▶ [Exercise directions]: Give the number of lines in the data that hold the string "Exceeding". Nothing else is needed.

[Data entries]
────────────────────
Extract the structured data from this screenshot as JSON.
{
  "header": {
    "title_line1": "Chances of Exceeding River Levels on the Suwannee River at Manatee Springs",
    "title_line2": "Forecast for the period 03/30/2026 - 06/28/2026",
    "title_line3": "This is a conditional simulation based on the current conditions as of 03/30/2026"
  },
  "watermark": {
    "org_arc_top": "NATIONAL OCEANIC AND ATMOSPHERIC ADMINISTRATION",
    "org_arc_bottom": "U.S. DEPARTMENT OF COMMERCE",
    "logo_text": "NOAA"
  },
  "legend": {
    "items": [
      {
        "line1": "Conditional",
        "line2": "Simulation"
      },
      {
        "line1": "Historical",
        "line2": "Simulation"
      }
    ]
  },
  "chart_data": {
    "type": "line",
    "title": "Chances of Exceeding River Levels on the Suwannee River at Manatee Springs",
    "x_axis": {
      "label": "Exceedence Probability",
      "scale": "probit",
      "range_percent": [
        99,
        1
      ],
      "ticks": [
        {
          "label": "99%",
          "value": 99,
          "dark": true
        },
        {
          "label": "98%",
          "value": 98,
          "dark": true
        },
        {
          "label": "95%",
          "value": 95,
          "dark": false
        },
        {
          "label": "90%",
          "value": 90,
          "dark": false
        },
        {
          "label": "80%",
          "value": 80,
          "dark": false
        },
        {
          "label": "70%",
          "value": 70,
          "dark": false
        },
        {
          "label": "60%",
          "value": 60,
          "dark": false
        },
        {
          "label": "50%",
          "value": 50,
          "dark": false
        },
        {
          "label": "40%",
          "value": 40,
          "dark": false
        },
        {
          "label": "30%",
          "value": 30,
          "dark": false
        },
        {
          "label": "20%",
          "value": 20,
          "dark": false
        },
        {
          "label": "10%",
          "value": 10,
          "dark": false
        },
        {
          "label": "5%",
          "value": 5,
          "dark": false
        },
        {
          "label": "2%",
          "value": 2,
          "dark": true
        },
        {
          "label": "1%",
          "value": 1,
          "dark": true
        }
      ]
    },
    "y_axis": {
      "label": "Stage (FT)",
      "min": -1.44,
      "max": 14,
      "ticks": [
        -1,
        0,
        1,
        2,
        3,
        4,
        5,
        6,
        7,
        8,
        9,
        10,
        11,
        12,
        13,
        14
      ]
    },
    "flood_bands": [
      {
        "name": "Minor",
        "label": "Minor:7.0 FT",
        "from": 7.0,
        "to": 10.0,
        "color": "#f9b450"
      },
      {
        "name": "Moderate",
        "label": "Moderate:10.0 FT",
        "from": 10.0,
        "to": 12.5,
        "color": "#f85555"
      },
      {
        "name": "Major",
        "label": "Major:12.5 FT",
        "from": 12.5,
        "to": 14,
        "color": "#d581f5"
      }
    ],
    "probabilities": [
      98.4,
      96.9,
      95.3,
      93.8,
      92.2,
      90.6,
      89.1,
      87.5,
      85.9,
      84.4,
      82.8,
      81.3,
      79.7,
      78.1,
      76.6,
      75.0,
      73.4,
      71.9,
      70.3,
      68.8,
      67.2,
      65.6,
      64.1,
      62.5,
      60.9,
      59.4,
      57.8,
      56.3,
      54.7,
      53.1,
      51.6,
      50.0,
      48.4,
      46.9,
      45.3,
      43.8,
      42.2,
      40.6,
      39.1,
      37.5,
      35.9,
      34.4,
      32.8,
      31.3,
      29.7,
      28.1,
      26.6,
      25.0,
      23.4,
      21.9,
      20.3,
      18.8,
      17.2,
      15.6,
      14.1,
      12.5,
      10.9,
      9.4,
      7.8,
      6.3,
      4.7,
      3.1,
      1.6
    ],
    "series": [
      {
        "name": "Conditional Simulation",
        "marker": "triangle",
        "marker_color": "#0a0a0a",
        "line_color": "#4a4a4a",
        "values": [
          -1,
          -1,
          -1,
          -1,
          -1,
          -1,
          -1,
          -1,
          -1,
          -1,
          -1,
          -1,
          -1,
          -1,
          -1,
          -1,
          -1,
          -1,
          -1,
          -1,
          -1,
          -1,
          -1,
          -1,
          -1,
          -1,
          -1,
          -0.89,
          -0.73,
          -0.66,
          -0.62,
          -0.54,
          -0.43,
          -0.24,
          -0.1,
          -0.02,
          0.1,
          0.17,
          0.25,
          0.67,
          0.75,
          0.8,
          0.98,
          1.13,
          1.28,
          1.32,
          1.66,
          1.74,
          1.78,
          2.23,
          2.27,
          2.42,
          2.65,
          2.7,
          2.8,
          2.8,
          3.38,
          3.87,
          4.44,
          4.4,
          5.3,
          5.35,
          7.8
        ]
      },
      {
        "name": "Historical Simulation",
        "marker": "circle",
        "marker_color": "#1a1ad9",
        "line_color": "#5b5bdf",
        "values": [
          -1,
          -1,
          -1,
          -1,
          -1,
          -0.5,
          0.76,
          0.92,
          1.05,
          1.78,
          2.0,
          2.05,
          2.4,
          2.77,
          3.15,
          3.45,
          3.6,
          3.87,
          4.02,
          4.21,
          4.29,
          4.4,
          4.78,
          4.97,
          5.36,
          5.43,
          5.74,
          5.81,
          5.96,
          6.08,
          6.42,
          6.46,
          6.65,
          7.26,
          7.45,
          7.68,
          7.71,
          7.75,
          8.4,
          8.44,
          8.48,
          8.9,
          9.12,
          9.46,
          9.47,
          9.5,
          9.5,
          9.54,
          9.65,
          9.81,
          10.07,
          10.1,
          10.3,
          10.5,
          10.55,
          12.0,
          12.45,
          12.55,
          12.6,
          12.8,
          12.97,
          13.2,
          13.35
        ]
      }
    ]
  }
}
────────────────────
▶ [Worked answer]: 2